_Required work_. Transcribe the records exactly. Pictures do not belong in the transcription.

[Source data]
## START
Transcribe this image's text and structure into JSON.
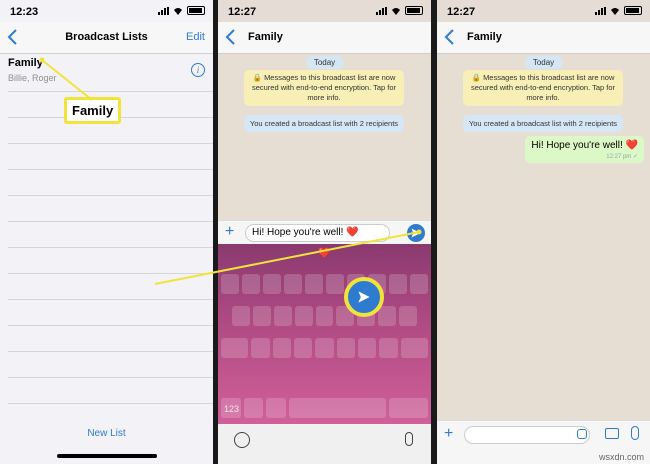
{
  "colors": {
    "accent": "#2f7bd0",
    "callout": "#f2e33b",
    "bubble_sent": "#dcf8c6",
    "system_yellow": "#f7efb6",
    "system_blue": "#d5e7f5"
  },
  "panel1": {
    "status_time": "12:23",
    "nav_title": "Broadcast Lists",
    "edit_label": "Edit",
    "list": {
      "name": "Family",
      "members": "Billie, Roger"
    },
    "new_list_label": "New List",
    "callout_label": "Family"
  },
  "panel2": {
    "status_time": "12:27",
    "chat_title": "Family",
    "today_label": "Today",
    "encryption_notice": "Messages to this broadcast list are now secured with end-to-end encryption. Tap for more info.",
    "created_notice": "You created a broadcast list with 2 recipients",
    "input_value": "Hi! Hope you're well! ❤️",
    "keyboard_suggestion": "❤️",
    "key_123": "123"
  },
  "panel3": {
    "status_time": "12:27",
    "chat_title": "Family",
    "today_label": "Today",
    "encryption_notice": "Messages to this broadcast list are now secured with end-to-end encryption. Tap for more info.",
    "created_notice": "You created a broadcast list with 2 recipients",
    "sent_message": "Hi! Hope you're well! ❤️",
    "sent_time": "12:27 pm"
  },
  "watermark": "wsxdn.com"
}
## END
_Complete output_.
Transcribe this image's text and structure into JSON.
{
  "colors": {
    "accent": "#2f7bd0",
    "callout": "#f2e33b",
    "bubble_sent": "#dcf8c6",
    "system_yellow": "#f7efb6",
    "system_blue": "#d5e7f5"
  },
  "panel1": {
    "status_time": "12:23",
    "nav_title": "Broadcast Lists",
    "edit_label": "Edit",
    "list": {
      "name": "Family",
      "members": "Billie, Roger"
    },
    "new_list_label": "New List",
    "callout_label": "Family"
  },
  "panel2": {
    "status_time": "12:27",
    "chat_title": "Family",
    "today_label": "Today",
    "encryption_notice": "Messages to this broadcast list are now secured with end-to-end encryption. Tap for more info.",
    "created_notice": "You created a broadcast list with 2 recipients",
    "input_value": "Hi! Hope you're well! ❤️",
    "keyboard_suggestion": "❤️",
    "key_123": "123"
  },
  "panel3": {
    "status_time": "12:27",
    "chat_title": "Family",
    "today_label": "Today",
    "encryption_notice": "Messages to this broadcast list are now secured with end-to-end encryption. Tap for more info.",
    "created_notice": "You created a broadcast list with 2 recipients",
    "sent_message": "Hi! Hope you're well! ❤️",
    "sent_time": "12:27 pm"
  },
  "watermark": "wsxdn.com"
}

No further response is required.